■ DIRECTIVE ■
Quote the records beneath, complete and exact. Leave out images.

■ LISTED RECORDS ■
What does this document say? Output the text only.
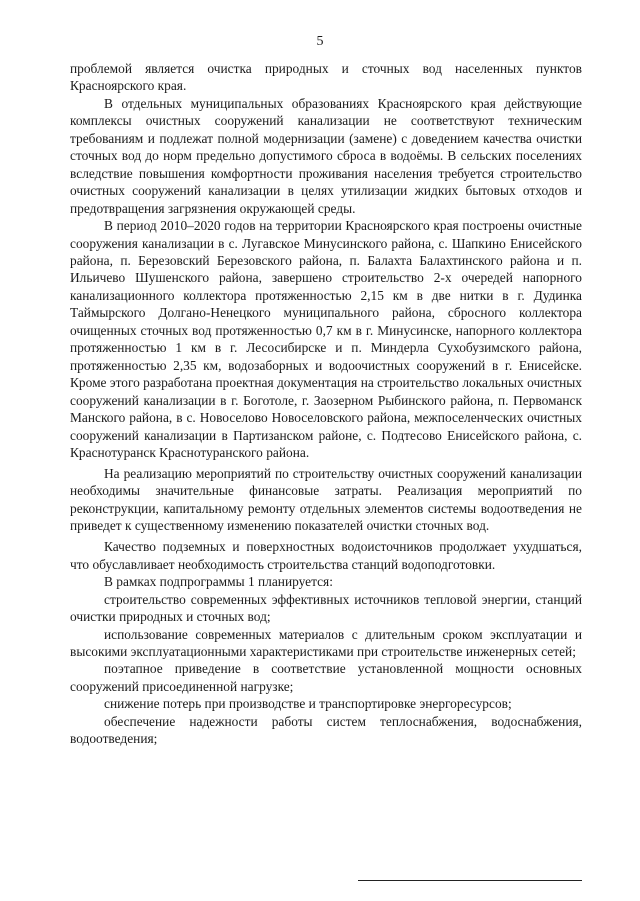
5

проблемой является очистка природных и сточных вод населенных пунктов Красноярского края.

В отдельных муниципальных образованиях Красноярского края действующие комплексы очистных сооружений канализации не соответствуют техническим требованиям и подлежат полной модернизации (замене) с доведением качества очистки сточных вод до норм предельно допустимого сброса в водоёмы. В сельских поселениях вследствие повышения комфортности проживания населения требуется строительство очистных сооружений канализации в целях утилизации жидких бытовых отходов и предотвращения загрязнения окружающей среды.

В период 2010–2020 годов на территории Красноярского края построены очистные сооружения канализации в с. Лугавское Минусинского района, с. Шапкино Енисейского района, п. Березовский Березовского района, п. Балахта Балахтинского района и п. Ильичево Шушенского района, завершено строительство 2-х очередей напорного канализационного коллектора протяженностью 2,15 км в две нитки в г. Дудинка Таймырского Долгано-Ненецкого муниципального района, сбросного коллектора очищенных сточных вод протяженностью 0,7 км в г. Минусинске, напорного коллектора протяженностью 1 км в г. Лесосибирске и п. Миндерла Сухобузимского района, протяженностью 2,35 км, водозаборных и водоочистных сооружений в г. Енисейске. Кроме этого разработана проектная документация на строительство локальных очистных сооружений канализации в г. Боготоле, г. Заозерном Рыбинского района, п. Первоманск Манского района, в с. Новоселово Новоселовского района, межпоселенческих очистных сооружений канализации в Партизанском районе, с. Подтесово Енисейского района, с. Краснотуранск Краснотуранского района.

На реализацию мероприятий по строительству очистных сооружений канализации необходимы значительные финансовые затраты. Реализация мероприятий по реконструкции, капитальному ремонту отдельных элементов системы водоотведения не приведет к существенному изменению показателей очистки сточных вод.

Качество подземных и поверхностных водоисточников продолжает ухудшаться, что обуславливает необходимость строительства станций водоподготовки.

В рамках подпрограммы 1 планируется:

строительство современных эффективных источников тепловой энергии, станций очистки природных и сточных вод;

использование современных материалов с длительным сроком эксплуатации и высокими эксплуатационными характеристиками при строительстве инженерных сетей;

поэтапное приведение в соответствие установленной мощности основных сооружений присоединенной нагрузке;

снижение потерь при производстве и транспортировке энергоресурсов;

обеспечение надежности работы систем теплоснабжения, водоснабжения, водоотведения;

■ FULL SOLUTION ■
What does this document say? Output the text only.
5

проблемой является очистка природных и сточных вод населенных пунктов Красноярского края.

В отдельных муниципальных образованиях Красноярского края действующие комплексы очистных сооружений канализации не соответствуют техническим требованиям и подлежат полной модернизации (замене) с доведением качества очистки сточных вод до норм предельно допустимого сброса в водоёмы. В сельских поселениях вследствие повышения комфортности проживания населения требуется строительство очистных сооружений канализации в целях утилизации жидких бытовых отходов и предотвращения загрязнения окружающей среды.

В период 2010–2020 годов на территории Красноярского края построены очистные сооружения канализации в с. Лугавское Минусинского района, с. Шапкино Енисейского района, п. Березовский Березовского района, п. Балахта Балахтинского района и п. Ильичево Шушенского района, завершено строительство 2-х очередей напорного канализационного коллектора протяженностью 2,15 км в две нитки в г. Дудинка Таймырского Долгано-Ненецкого муниципального района, сбросного коллектора очищенных сточных вод протяженностью 0,7 км в г. Минусинске, напорного коллектора протяженностью 1 км в г. Лесосибирске и п. Миндерла Сухобузимского района, протяженностью 2,35 км, водозаборных и водоочистных сооружений в г. Енисейске. Кроме этого разработана проектная документация на строительство локальных очистных сооружений канализации в г. Боготоле, г. Заозерном Рыбинского района, п. Первоманск Манского района, в с. Новоселово Новоселовского района, межпоселенческих очистных сооружений канализации в Партизанском районе, с. Подтесово Енисейского района, с. Краснотуранск Краснотуранского района.

На реализацию мероприятий по строительству очистных сооружений канализации необходимы значительные финансовые затраты. Реализация мероприятий по реконструкции, капитальному ремонту отдельных элементов системы водоотведения не приведет к существенному изменению показателей очистки сточных вод.

Качество подземных и поверхностных водоисточников продолжает ухудшаться, что обуславливает необходимость строительства станций водоподготовки.

В рамках подпрограммы 1 планируется:

строительство современных эффективных источников тепловой энергии, станций очистки природных и сточных вод;

использование современных материалов с длительным сроком эксплуатации и высокими эксплуатационными характеристиками при строительстве инженерных сетей;

поэтапное приведение в соответствие установленной мощности основных сооружений присоединенной нагрузке;

снижение потерь при производстве и транспортировке энергоресурсов;

обеспечение надежности работы систем теплоснабжения, водоснабжения, водоотведения;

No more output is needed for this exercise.